> _Your goal_
Carry on the news report about the two former girls basketball coaches' discrimination lawsuit against their school district, starting after its last sentence.

** BEGIN Text extract **

Sheryl Schroefel and Melisa Mahoney filed the lawsuit Monday.

They claim the school district violated their rights under both state and federal laws.

The school district hasn’t filed a response to the lawsuit.

Superintendent Jim Lowham declined to comment on the case.

The women had been girls basketball coaches at Centennial Junior High School. Their lawsuit says they held a sleep over for players in 2002 at the school on the condition that the students remain on school property.

However, the lawsuit states that during the sleepover, Schroefel and Mahoney allowed the students to leave the school to place toilet paper and other items on the lawns of two male coaches as a prank.

The male coaches complained, and the school district suspended each of the female coaches from teaching for 21 days and banned them from coaching for two years.

“The discipline imposed upon the plaintiffs is discriminatory,” the lawsuit says. “Male coaches who engage in more egregious conduct are not disciplined.”

** END Text extract **
** BEGIN Information provided **

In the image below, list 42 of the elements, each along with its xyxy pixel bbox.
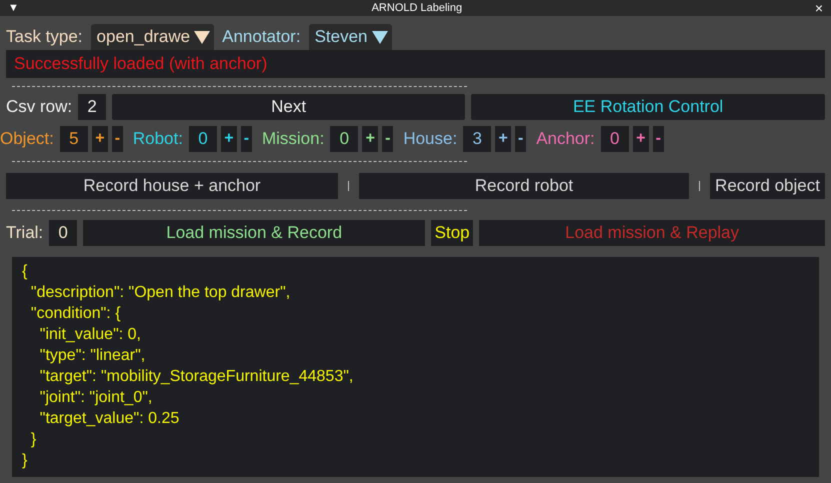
window-title: ARNOLD Labeling [370, 0, 464, 16]
decrement-button[interactable]: - [515, 126, 526, 152]
record-button[interactable]: Record robot [359, 173, 689, 199]
caret-icon [194, 30, 210, 44]
number-field[interactable]: 3 [463, 126, 492, 152]
increment-button[interactable]: + [495, 126, 512, 152]
decrement-button[interactable]: - [652, 126, 664, 152]
field-label: Annotator: [222, 26, 301, 48]
increment-button[interactable]: + [220, 126, 237, 152]
record-button[interactable]: Record object [710, 173, 825, 199]
collapse-button[interactable]: ▼ [8, 2, 19, 14]
decrement-button[interactable]: - [112, 126, 123, 152]
number-field[interactable]: 0 [49, 220, 78, 246]
button[interactable]: Load mission & Record [83, 220, 426, 246]
counter-label: Robot: [132, 128, 183, 150]
number-field[interactable]: 5 [60, 126, 88, 152]
button[interactable]: Next [112, 94, 466, 120]
mission-text: { "description": "Open the top drawer", "condition": { "init_value": 0, "type": "linear", "target": "mobility_StorageFurniture_44853", "joint": "joint_0", "target_value": 0.25 } } [12, 257, 819, 477]
number-field[interactable]: 0 [188, 126, 217, 152]
number-field[interactable]: 0 [600, 126, 629, 152]
increment-button[interactable]: + [362, 126, 378, 152]
caret-icon [372, 30, 388, 44]
increment-button[interactable]: + [632, 126, 649, 152]
close-button[interactable]: × [814, 1, 823, 15]
status-message: Successfully loaded (with anchor) [6, 50, 825, 78]
counter-label: Mission: [262, 128, 324, 150]
field-label: Csv row: [6, 96, 72, 118]
button[interactable]: Stop [431, 220, 474, 246]
number-field[interactable]: 0 [330, 126, 358, 152]
record-button[interactable]: Record house + anchor [6, 173, 338, 199]
button[interactable]: EE Rotation Control [471, 94, 825, 120]
decrement-button[interactable]: - [240, 126, 252, 152]
dropdown[interactable]: Steven [308, 24, 392, 50]
counter-label: House: [403, 128, 458, 150]
counter-label: Anchor: [536, 128, 595, 150]
decrement-button[interactable]: - [382, 126, 394, 152]
dropdown[interactable]: open_drawe [90, 24, 214, 50]
number-field[interactable]: 2 [78, 94, 106, 120]
field-label: Task type: [6, 26, 83, 48]
counter-label: Object: [0, 128, 54, 150]
increment-button[interactable]: + [92, 126, 108, 152]
field-label: Trial: [6, 222, 44, 244]
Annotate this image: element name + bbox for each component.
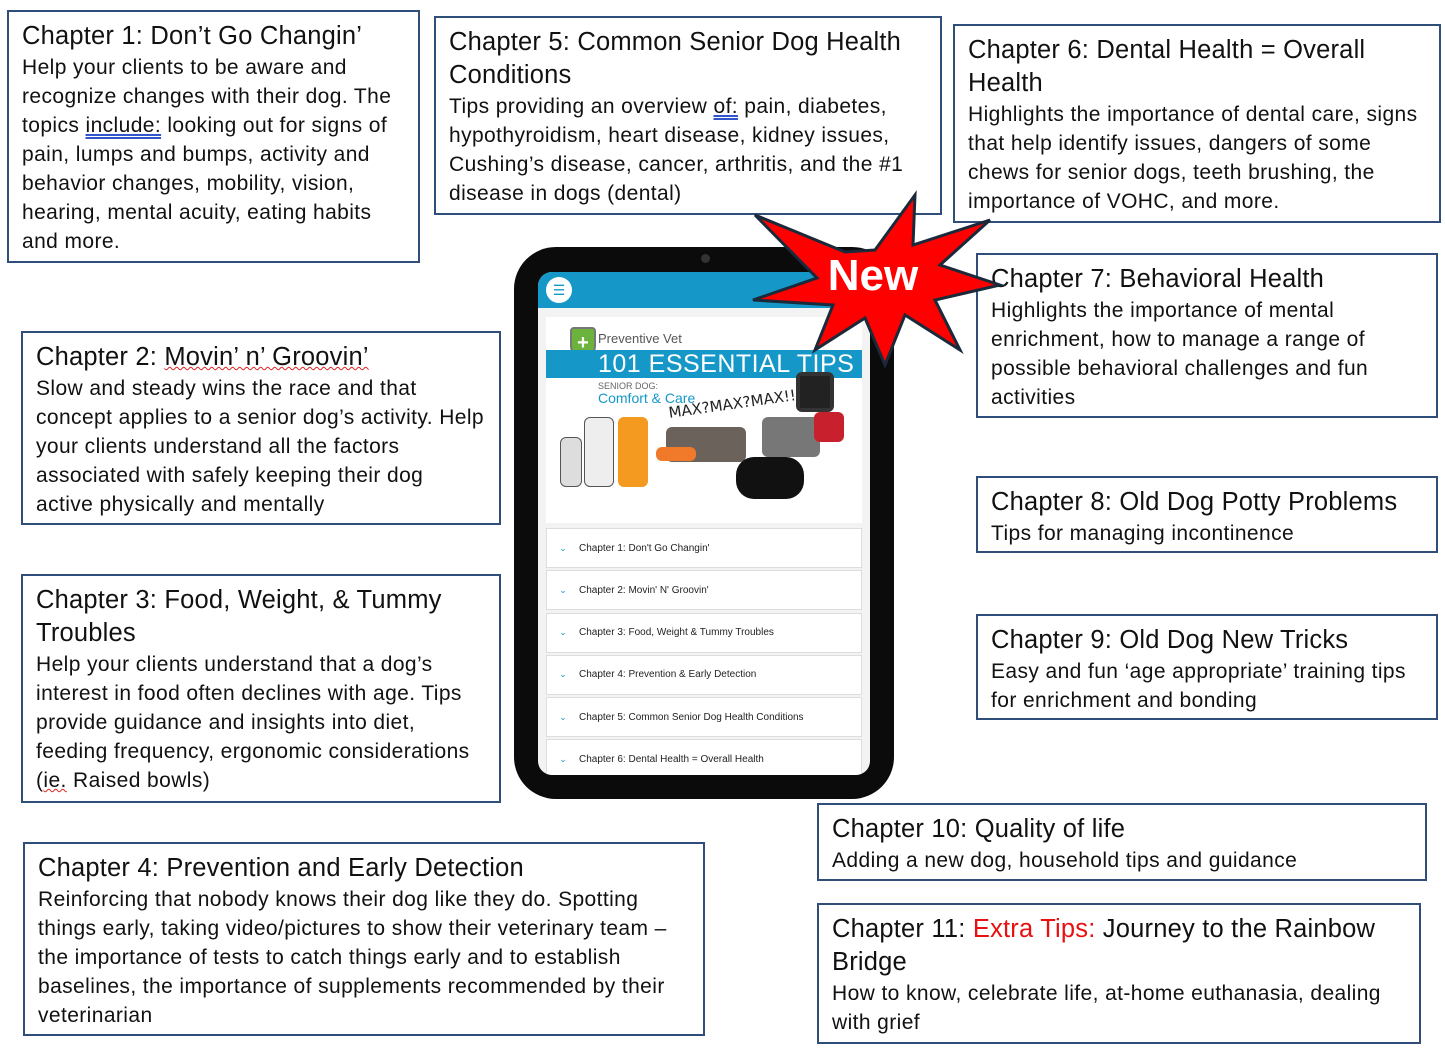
chapter-4-title: Chapter 4: Prevention and Early Detectio…	[38, 854, 524, 882]
accordion-item-chapter-1[interactable]: ⌄ Chapter 1: Don't Go Changin'	[546, 528, 862, 568]
accordion-label: Chapter 5: Common Senior Dog Health Cond…	[579, 711, 804, 723]
chapter-3-box: Chapter 3: Food, Weight, & Tummy Trouble…	[21, 574, 501, 803]
chevron-down-icon: ⌄	[559, 711, 567, 722]
chapter-5-box: Chapter 5: Common Senior Dog Health Cond…	[434, 16, 942, 215]
hamburger-icon[interactable]: ☰	[546, 277, 572, 303]
chapter-8-box: Chapter 8: Old Dog Potty Problems Tips f…	[976, 476, 1438, 553]
chapter-3-body: Help your clients understand that a dog’…	[36, 650, 486, 795]
chapter-7-body: Highlights the importance of mental enri…	[991, 299, 1369, 409]
accordion-label: Chapter 2: Movin' N' Groovin'	[579, 584, 709, 596]
black-dog-wheelchair-illustration	[736, 457, 804, 499]
dog-walker-illustration	[584, 417, 614, 487]
new-label: New	[828, 251, 919, 300]
chapter-10-box: Chapter 10: Quality of life Adding a new…	[817, 803, 1427, 881]
ramp-illustration	[656, 447, 696, 461]
chapter-6-body: Highlights the importance of dental care…	[968, 103, 1418, 213]
chevron-down-icon: ⌄	[559, 753, 567, 764]
chapter-3-title: Chapter 3: Food, Weight, & Tummy Trouble…	[36, 586, 442, 647]
chapter-2-body: Slow and steady wins the race and that c…	[36, 377, 484, 516]
chapter-9-box: Chapter 9: Old Dog New Tricks Easy and f…	[976, 614, 1438, 720]
chapter-accordion: ⌄ Chapter 1: Don't Go Changin' ⌄ Chapter 2…	[546, 528, 862, 775]
chapter-6-box: Chapter 6: Dental Health = Overall Healt…	[953, 24, 1441, 223]
chapter-10-title: Chapter 10: Quality of life	[832, 815, 1126, 843]
accordion-item-chapter-2[interactable]: ⌄ Chapter 2: Movin' N' Groovin'	[546, 570, 862, 611]
chapter-2-title: Chapter 2: Movin’ n’ Groovin’	[36, 341, 486, 374]
tv-illustration	[796, 372, 834, 412]
chapter-11-box: Chapter 11: Extra Tips: Journey to the R…	[817, 903, 1421, 1044]
accordion-label: Chapter 4: Prevention & Early Detection	[579, 669, 757, 681]
chevron-down-icon: ⌄	[559, 584, 567, 595]
accordion-label: Chapter 1: Don't Go Changin'	[579, 542, 710, 554]
chapter-4-box: Chapter 4: Prevention and Early Detectio…	[23, 842, 705, 1036]
text: Tips providing an overview	[449, 95, 714, 118]
chapter-11-body: How to know, celebrate life, at-home eut…	[832, 982, 1381, 1034]
text: Raised bowls)	[66, 769, 211, 792]
chapter-5-title: Chapter 5: Common Senior Dog Health Cond…	[449, 28, 902, 89]
chapter-9-body: Easy and fun ‘age appropriate’ training …	[991, 660, 1406, 712]
camera-icon	[701, 254, 710, 263]
accordion-item-chapter-6[interactable]: ⌄ Chapter 6: Dental Health = Overall Heal…	[546, 739, 862, 775]
poodle-illustration	[618, 417, 648, 487]
text: ie.	[43, 769, 67, 792]
chevron-down-icon: ⌄	[559, 669, 567, 680]
new-starburst-badge: New	[752, 190, 1005, 369]
accordion-item-chapter-3[interactable]: ⌄ Chapter 3: Food, Weight & Tummy Trouble…	[546, 612, 862, 653]
accordion-label: Chapter 3: Food, Weight & Tummy Troubles	[579, 627, 774, 639]
text: of:	[713, 95, 739, 118]
chapter-7-title: Chapter 7: Behavioral Health	[991, 265, 1325, 293]
armchair-illustration	[762, 417, 820, 457]
chevron-down-icon: ⌄	[559, 627, 567, 638]
text: Movin’ n’ Groovin’	[164, 343, 369, 371]
chapter-2-box: Chapter 2: Movin’ n’ Groovin’ Slow and s…	[21, 331, 501, 525]
accordion-label: Chapter 6: Dental Health = Overall Healt…	[579, 753, 764, 765]
chapter-1-title: Chapter 1: Don’t Go Changin’	[22, 22, 363, 50]
chapter-10-body: Adding a new dog, household tips and gui…	[832, 849, 1298, 872]
dog-illustration	[560, 437, 582, 487]
chapter-8-body: Tips for managing incontinence	[991, 522, 1295, 545]
chapter-6-title: Chapter 6: Dental Health = Overall Healt…	[968, 36, 1366, 97]
extra-tips-label: Extra Tips:	[972, 915, 1096, 943]
text: Chapter 2:	[36, 343, 165, 371]
chapter-7-box: Chapter 7: Behavioral Health Highlights …	[976, 253, 1438, 418]
accordion-item-chapter-4[interactable]: ⌄ Chapter 4: Prevention & Early Detection	[546, 654, 862, 695]
chapter-11-title: Chapter 11: Extra Tips: Journey to the R…	[832, 913, 1406, 979]
chapter-4-body: Reinforcing that nobody knows their dog …	[38, 888, 667, 1027]
text: Chapter 11:	[832, 915, 973, 943]
chapter-1-body: Help your clients to be aware and recogn…	[22, 53, 405, 256]
text: include:	[85, 114, 162, 137]
brand-name: Preventive Vet	[598, 331, 682, 346]
cabinet-illustration	[814, 412, 844, 442]
chapter-1-box: Chapter 1: Don’t Go Changin’ Help your c…	[7, 10, 420, 263]
chapter-8-title: Chapter 8: Old Dog Potty Problems	[991, 488, 1398, 516]
chapter-9-title: Chapter 9: Old Dog New Tricks	[991, 626, 1349, 654]
accordion-item-chapter-5[interactable]: ⌄ Chapter 5: Common Senior Dog Health Con…	[546, 697, 862, 738]
chevron-down-icon: ⌄	[559, 542, 567, 553]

** END Information provided **

> _Response to the task_
The Wyoming Department of Employment’s Fair Employment Program investigated the women’s claims.

The lawsuit includes a letter from the Fair Employment Program that lists male employees’ offenses, including “predatory sexual behavior,” using school computers to look at pornography in a classroom and leaving students alone without supervision, and states that those offenses resulted in, at most, three days of paid leave.

The women’s attorney, Diane Smith, said she hopes a judge will allow her to show the Fair Employment Program’s letter to a jury and said she hopes that the male employees’ disciplinary records will be allowed in as evidence.